● Exercise goal:
Reading down the listing below, count the lines where the word "preferred" shows up, then give only that count.

########################################

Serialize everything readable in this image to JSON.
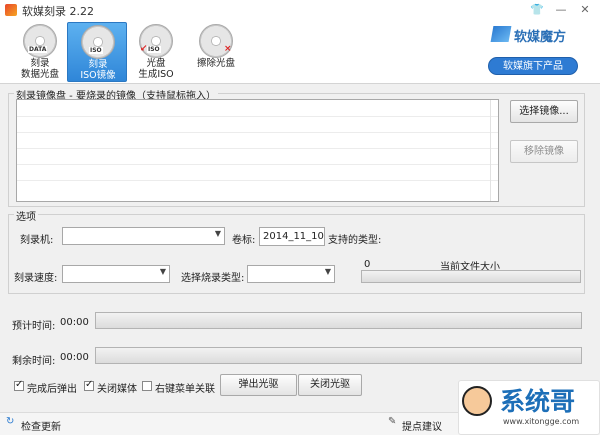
{
  "window": {
    "title": "软媒刻录 2.22"
  },
  "toolbar": {
    "items": [
      {
        "tag": "DATA",
        "line1": "刻录",
        "line2": "数据光盘"
      },
      {
        "tag": "ISO",
        "line1": "刻录",
        "line2": "ISO镜像"
      },
      {
        "tag": "ISO",
        "line1": "光盘",
        "line2": "生成ISO"
      },
      {
        "tag": "",
        "mark": "×",
        "line1": "擦除光盘",
        "line2": ""
      }
    ],
    "brand": "软媒魔方",
    "products_button": "软媒旗下产品"
  },
  "image_group": {
    "title": "刻录镜像盘 - 要烧录的镜像（支持鼠标拖入）",
    "choose_button": "选择镜像...",
    "remove_button": "移除镜像"
  },
  "options": {
    "title": "选项",
    "burner_label": "刻录机:",
    "volume_label": "卷标:",
    "volume_value": "2014_11_10",
    "supported_label": "支持的类型:",
    "speed_label": "刻录速度:",
    "burn_type_label": "选择烧录类型:",
    "size_value": "0",
    "size_label": "当前文件大小"
  },
  "progress": {
    "estimate_label": "预计时间:",
    "estimate_value": "00:00",
    "remain_label": "剩余时间:",
    "remain_value": "00:00"
  },
  "bottom": {
    "eject_after": "完成后弹出",
    "close_media": "关闭媒体",
    "context_menu": "右键菜单关联",
    "eject_button": "弹出光驱",
    "close_button": "关闭光驱"
  },
  "status": {
    "check_update": "检查更新",
    "feedback": "提点建议"
  },
  "watermark": {
    "text": "系统哥",
    "url": "www.xitongge.com"
  }
}
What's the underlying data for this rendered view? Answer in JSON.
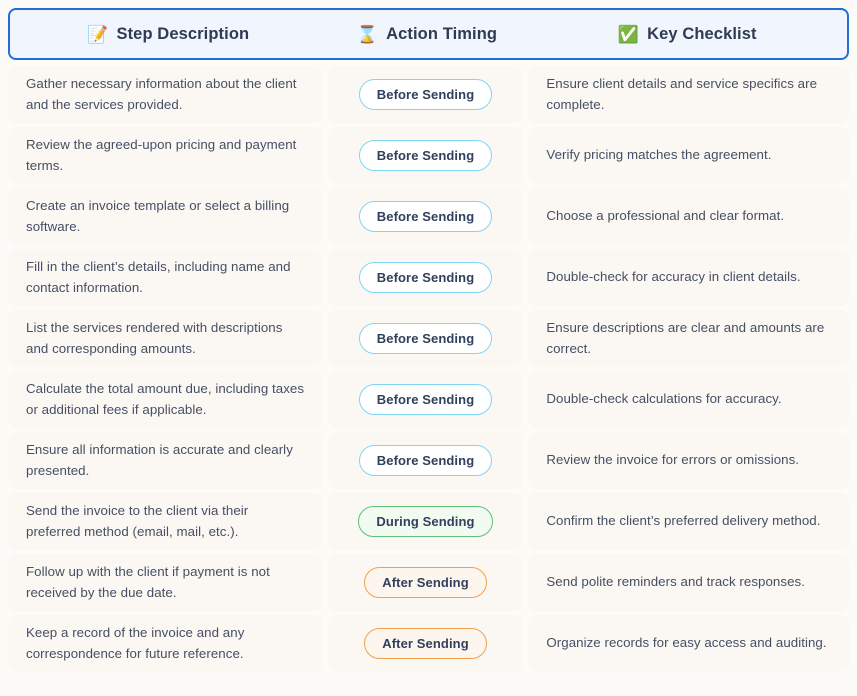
{
  "header": {
    "columns": [
      {
        "icon": "memo-icon",
        "glyph": "📝",
        "label": "Step Description"
      },
      {
        "icon": "hourglass-icon",
        "glyph": "⌛",
        "label": "Action Timing"
      },
      {
        "icon": "check-mark-button-icon",
        "glyph": "✅",
        "label": "Key Checklist"
      }
    ],
    "border_color": "#1f6fd4",
    "background_color": "#f1f6fe"
  },
  "colors": {
    "page_background": "#fdfbf7",
    "cell_background": "#fbf8f4",
    "text": "#454f63",
    "header_text": "#2f3b52",
    "badge_before_border": "#7fd6f2",
    "badge_during_border": "#5ec075",
    "badge_after_border": "#f2a04b"
  },
  "rows": [
    {
      "step": "Gather necessary information about the client and the services provided.",
      "timing": "Before Sending",
      "timing_variant": "before",
      "checklist": "Ensure client details and service specifics are complete."
    },
    {
      "step": "Review the agreed-upon pricing and payment terms.",
      "timing": "Before Sending",
      "timing_variant": "before",
      "checklist": "Verify pricing matches the agreement."
    },
    {
      "step": "Create an invoice template or select a billing software.",
      "timing": "Before Sending",
      "timing_variant": "before",
      "checklist": "Choose a professional and clear format."
    },
    {
      "step": "Fill in the client’s details, including name and contact information.",
      "timing": "Before Sending",
      "timing_variant": "before",
      "checklist": "Double-check for accuracy in client details."
    },
    {
      "step": "List the services rendered with descriptions and corresponding amounts.",
      "timing": "Before Sending",
      "timing_variant": "before",
      "checklist": "Ensure descriptions are clear and amounts are correct."
    },
    {
      "step": "Calculate the total amount due, including taxes or additional fees if applicable.",
      "timing": "Before Sending",
      "timing_variant": "before",
      "checklist": "Double-check calculations for accuracy."
    },
    {
      "step": "Ensure all information is accurate and clearly presented.",
      "timing": "Before Sending",
      "timing_variant": "before",
      "checklist": "Review the invoice for errors or omissions."
    },
    {
      "step": "Send the invoice to the client via their preferred method (email, mail, etc.).",
      "timing": "During Sending",
      "timing_variant": "during",
      "checklist": "Confirm the client’s preferred delivery method."
    },
    {
      "step": "Follow up with the client if payment is not received by the due date.",
      "timing": "After Sending",
      "timing_variant": "after",
      "checklist": "Send polite reminders and track responses."
    },
    {
      "step": "Keep a record of the invoice and any correspondence for future reference.",
      "timing": "After Sending",
      "timing_variant": "after",
      "checklist": "Organize records for easy access and auditing."
    }
  ]
}
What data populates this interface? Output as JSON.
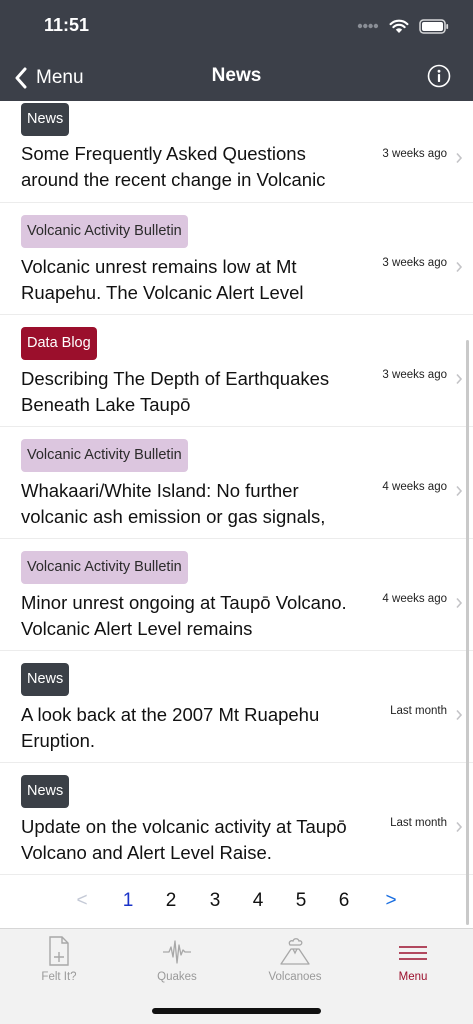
{
  "status": {
    "time": "11:51"
  },
  "navbar": {
    "back_label": "Menu",
    "title": "News"
  },
  "items": [
    {
      "badge": "News",
      "badge_type": "news",
      "title": "Some Frequently Asked Questions around the recent change in Volcanic",
      "time": "3 weeks ago"
    },
    {
      "badge": "Volcanic Activity Bulletin",
      "badge_type": "bulletin",
      "title": "Volcanic unrest remains low at Mt Ruapehu. The Volcanic Alert Level",
      "time": "3 weeks ago"
    },
    {
      "badge": "Data Blog",
      "badge_type": "blog",
      "title": "Describing The Depth of Earthquakes Beneath Lake Taupō",
      "time": "3 weeks ago"
    },
    {
      "badge": "Volcanic Activity Bulletin",
      "badge_type": "bulletin",
      "title": "Whakaari/White Island: No further volcanic ash emission or gas signals,",
      "time": "4 weeks ago"
    },
    {
      "badge": "Volcanic Activity Bulletin",
      "badge_type": "bulletin",
      "title": "Minor unrest ongoing at Taupō Volcano. Volcanic Alert Level remains",
      "time": "4 weeks ago"
    },
    {
      "badge": "News",
      "badge_type": "news",
      "title": "A look back at the 2007 Mt Ruapehu Eruption.",
      "time": "Last month"
    },
    {
      "badge": "News",
      "badge_type": "news",
      "title": "Update on the volcanic activity at Taupō Volcano and Alert Level Raise.",
      "time": "Last month"
    }
  ],
  "pagination": {
    "prev": "<",
    "pages": [
      "1",
      "2",
      "3",
      "4",
      "5",
      "6"
    ],
    "current": "1",
    "next": ">"
  },
  "tabs": [
    {
      "label": "Felt It?",
      "icon": "felt-it-icon"
    },
    {
      "label": "Quakes",
      "icon": "seismograph-icon"
    },
    {
      "label": "Volcanoes",
      "icon": "volcano-icon"
    },
    {
      "label": "Menu",
      "icon": "menu-icon",
      "active": true
    }
  ],
  "colors": {
    "header": "#3c4049",
    "accent": "#9b0f2c",
    "bulletin": "#dcc6df",
    "link": "#1a33c9"
  }
}
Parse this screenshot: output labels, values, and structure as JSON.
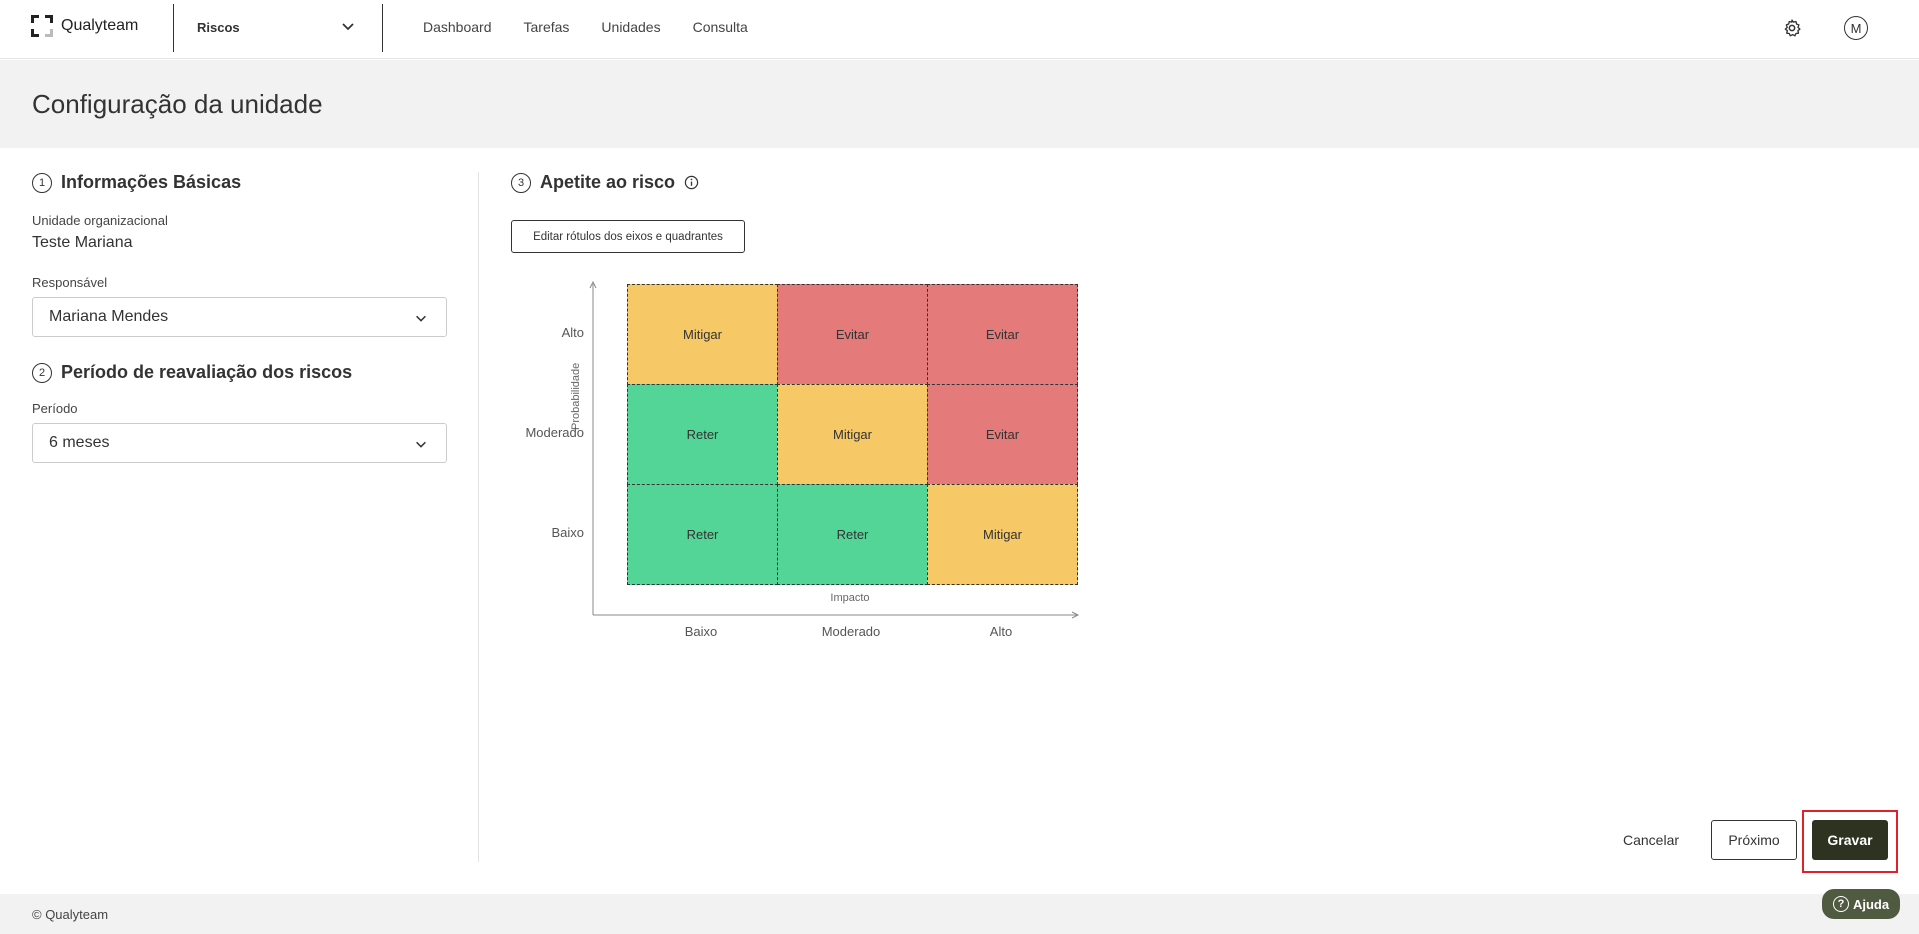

########################################

● Answer to the problem:
2